Figure contents as structured data
━━━━━━━━━━
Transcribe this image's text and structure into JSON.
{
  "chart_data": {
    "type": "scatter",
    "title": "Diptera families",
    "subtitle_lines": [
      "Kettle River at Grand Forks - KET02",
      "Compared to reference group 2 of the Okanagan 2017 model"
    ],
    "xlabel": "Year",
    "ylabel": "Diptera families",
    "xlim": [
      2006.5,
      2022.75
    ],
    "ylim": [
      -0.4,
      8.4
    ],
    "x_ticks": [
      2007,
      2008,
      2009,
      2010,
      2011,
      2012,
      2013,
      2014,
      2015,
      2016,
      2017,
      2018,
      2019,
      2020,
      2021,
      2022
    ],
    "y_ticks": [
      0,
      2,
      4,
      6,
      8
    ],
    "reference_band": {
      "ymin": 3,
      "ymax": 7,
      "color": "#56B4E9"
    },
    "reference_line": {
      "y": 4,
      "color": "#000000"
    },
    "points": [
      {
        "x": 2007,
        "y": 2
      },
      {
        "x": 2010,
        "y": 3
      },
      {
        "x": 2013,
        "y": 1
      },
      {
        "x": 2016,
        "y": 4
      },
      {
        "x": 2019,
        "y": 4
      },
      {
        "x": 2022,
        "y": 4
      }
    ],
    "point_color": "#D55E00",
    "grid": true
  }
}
━━━━━━━━━━
What the exercise asks =>
Reproduce the material above without altering a single character.

Task result =>
Transcribe this image's text and structure into JSON.
{
  "chart_data": {
    "type": "scatter",
    "title": "Diptera families",
    "subtitle_lines": [
      "Kettle River at Grand Forks - KET02",
      "Compared to reference group 2 of the Okanagan 2017 model"
    ],
    "xlabel": "Year",
    "ylabel": "Diptera families",
    "xlim": [
      2006.5,
      2022.75
    ],
    "ylim": [
      -0.4,
      8.4
    ],
    "x_ticks": [
      2007,
      2008,
      2009,
      2010,
      2011,
      2012,
      2013,
      2014,
      2015,
      2016,
      2017,
      2018,
      2019,
      2020,
      2021,
      2022
    ],
    "y_ticks": [
      0,
      2,
      4,
      6,
      8
    ],
    "reference_band": {
      "ymin": 3,
      "ymax": 7,
      "color": "#56B4E9"
    },
    "reference_line": {
      "y": 4,
      "color": "#000000"
    },
    "points": [
      {
        "x": 2007,
        "y": 2
      },
      {
        "x": 2010,
        "y": 3
      },
      {
        "x": 2013,
        "y": 1
      },
      {
        "x": 2016,
        "y": 4
      },
      {
        "x": 2019,
        "y": 4
      },
      {
        "x": 2022,
        "y": 4
      }
    ],
    "point_color": "#D55E00",
    "grid": true
  }
}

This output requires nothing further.